Records about charts and figures
>> Start

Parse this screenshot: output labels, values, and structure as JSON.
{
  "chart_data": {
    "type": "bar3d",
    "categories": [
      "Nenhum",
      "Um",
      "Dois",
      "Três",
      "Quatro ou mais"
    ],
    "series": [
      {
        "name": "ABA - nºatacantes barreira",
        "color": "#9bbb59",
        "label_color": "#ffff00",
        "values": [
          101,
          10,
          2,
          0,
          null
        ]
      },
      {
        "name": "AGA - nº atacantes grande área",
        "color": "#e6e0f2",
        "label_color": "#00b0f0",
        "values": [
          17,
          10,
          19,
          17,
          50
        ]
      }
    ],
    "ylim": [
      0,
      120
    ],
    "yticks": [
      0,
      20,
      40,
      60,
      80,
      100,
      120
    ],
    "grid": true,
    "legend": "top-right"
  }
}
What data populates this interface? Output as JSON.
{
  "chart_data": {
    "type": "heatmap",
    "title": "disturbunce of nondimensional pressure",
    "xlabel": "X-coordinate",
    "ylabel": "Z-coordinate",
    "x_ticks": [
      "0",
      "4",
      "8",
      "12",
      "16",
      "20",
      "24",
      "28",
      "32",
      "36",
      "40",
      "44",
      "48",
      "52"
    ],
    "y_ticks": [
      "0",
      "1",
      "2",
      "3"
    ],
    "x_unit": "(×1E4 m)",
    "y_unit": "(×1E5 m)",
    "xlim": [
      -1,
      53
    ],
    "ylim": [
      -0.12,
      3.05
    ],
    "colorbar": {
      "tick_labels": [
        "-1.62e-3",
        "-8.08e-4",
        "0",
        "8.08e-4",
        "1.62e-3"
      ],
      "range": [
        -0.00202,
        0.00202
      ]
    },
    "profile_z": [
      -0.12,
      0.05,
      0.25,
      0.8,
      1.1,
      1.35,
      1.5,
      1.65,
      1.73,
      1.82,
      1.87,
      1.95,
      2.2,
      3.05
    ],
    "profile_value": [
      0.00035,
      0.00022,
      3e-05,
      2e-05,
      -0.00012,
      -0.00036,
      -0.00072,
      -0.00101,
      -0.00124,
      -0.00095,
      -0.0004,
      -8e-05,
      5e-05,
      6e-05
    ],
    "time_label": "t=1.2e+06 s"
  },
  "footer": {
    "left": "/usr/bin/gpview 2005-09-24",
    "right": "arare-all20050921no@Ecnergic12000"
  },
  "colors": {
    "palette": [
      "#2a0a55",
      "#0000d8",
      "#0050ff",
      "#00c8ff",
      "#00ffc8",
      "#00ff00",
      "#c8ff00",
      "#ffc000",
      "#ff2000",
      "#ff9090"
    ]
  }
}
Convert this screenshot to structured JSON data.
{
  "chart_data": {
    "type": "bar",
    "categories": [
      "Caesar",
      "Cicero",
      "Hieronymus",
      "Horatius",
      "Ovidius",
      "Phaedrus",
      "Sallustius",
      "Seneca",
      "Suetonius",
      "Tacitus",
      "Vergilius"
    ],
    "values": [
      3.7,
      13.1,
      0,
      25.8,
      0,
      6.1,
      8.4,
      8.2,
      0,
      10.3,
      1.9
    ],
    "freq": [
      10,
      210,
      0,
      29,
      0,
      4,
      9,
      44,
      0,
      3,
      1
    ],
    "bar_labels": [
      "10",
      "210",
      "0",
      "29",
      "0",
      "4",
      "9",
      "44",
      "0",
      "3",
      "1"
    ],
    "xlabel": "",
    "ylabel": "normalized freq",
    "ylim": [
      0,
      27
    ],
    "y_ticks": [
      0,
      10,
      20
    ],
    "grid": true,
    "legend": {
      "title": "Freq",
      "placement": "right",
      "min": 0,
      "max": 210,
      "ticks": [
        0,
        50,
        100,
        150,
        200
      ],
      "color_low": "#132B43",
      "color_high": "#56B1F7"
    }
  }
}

>> End

_WHAT IS REQUIRED_: Restate all of the entries above precisely.

_WRITTEN RESPONSE_:
Parse this screenshot: output labels, values, and structure as JSON.
{
  "chart_data": {
    "type": "bar3d",
    "categories": [
      "Nenhum",
      "Um",
      "Dois",
      "Três",
      "Quatro ou mais"
    ],
    "series": [
      {
        "name": "ABA - nºatacantes barreira",
        "color": "#9bbb59",
        "label_color": "#ffff00",
        "values": [
          101,
          10,
          2,
          0,
          null
        ]
      },
      {
        "name": "AGA - nº atacantes grande área",
        "color": "#e6e0f2",
        "label_color": "#00b0f0",
        "values": [
          17,
          10,
          19,
          17,
          50
        ]
      }
    ],
    "ylim": [
      0,
      120
    ],
    "yticks": [
      0,
      20,
      40,
      60,
      80,
      100,
      120
    ],
    "grid": true,
    "legend": "top-right"
  }
}
What data populates this interface? Output as JSON.
{
  "chart_data": {
    "type": "heatmap",
    "title": "disturbunce of nondimensional pressure",
    "xlabel": "X-coordinate",
    "ylabel": "Z-coordinate",
    "x_ticks": [
      "0",
      "4",
      "8",
      "12",
      "16",
      "20",
      "24",
      "28",
      "32",
      "36",
      "40",
      "44",
      "48",
      "52"
    ],
    "y_ticks": [
      "0",
      "1",
      "2",
      "3"
    ],
    "x_unit": "(×1E4 m)",
    "y_unit": "(×1E5 m)",
    "xlim": [
      -1,
      53
    ],
    "ylim": [
      -0.12,
      3.05
    ],
    "colorbar": {
      "tick_labels": [
        "-1.62e-3",
        "-8.08e-4",
        "0",
        "8.08e-4",
        "1.62e-3"
      ],
      "range": [
        -0.00202,
        0.00202
      ]
    },
    "profile_z": [
      -0.12,
      0.05,
      0.25,
      0.8,
      1.1,
      1.35,
      1.5,
      1.65,
      1.73,
      1.82,
      1.87,
      1.95,
      2.2,
      3.05
    ],
    "profile_value": [
      0.00035,
      0.00022,
      3e-05,
      2e-05,
      -0.00012,
      -0.00036,
      -0.00072,
      -0.00101,
      -0.00124,
      -0.00095,
      -0.0004,
      -8e-05,
      5e-05,
      6e-05
    ],
    "time_label": "t=1.2e+06 s"
  },
  "footer": {
    "left": "/usr/bin/gpview 2005-09-24",
    "right": "arare-all20050921no@Ecnergic12000"
  },
  "colors": {
    "palette": [
      "#2a0a55",
      "#0000d8",
      "#0050ff",
      "#00c8ff",
      "#00ffc8",
      "#00ff00",
      "#c8ff00",
      "#ffc000",
      "#ff2000",
      "#ff9090"
    ]
  }
}
Convert this screenshot to structured JSON data.
{
  "chart_data": {
    "type": "bar",
    "categories": [
      "Caesar",
      "Cicero",
      "Hieronymus",
      "Horatius",
      "Ovidius",
      "Phaedrus",
      "Sallustius",
      "Seneca",
      "Suetonius",
      "Tacitus",
      "Vergilius"
    ],
    "values": [
      3.7,
      13.1,
      0,
      25.8,
      0,
      6.1,
      8.4,
      8.2,
      0,
      10.3,
      1.9
    ],
    "freq": [
      10,
      210,
      0,
      29,
      0,
      4,
      9,
      44,
      0,
      3,
      1
    ],
    "bar_labels": [
      "10",
      "210",
      "0",
      "29",
      "0",
      "4",
      "9",
      "44",
      "0",
      "3",
      "1"
    ],
    "xlabel": "",
    "ylabel": "normalized freq",
    "ylim": [
      0,
      27
    ],
    "y_ticks": [
      0,
      10,
      20
    ],
    "grid": true,
    "legend": {
      "title": "Freq",
      "placement": "right",
      "min": 0,
      "max": 210,
      "ticks": [
        0,
        50,
        100,
        150,
        200
      ],
      "color_low": "#132B43",
      "color_high": "#56B1F7"
    }
  }
}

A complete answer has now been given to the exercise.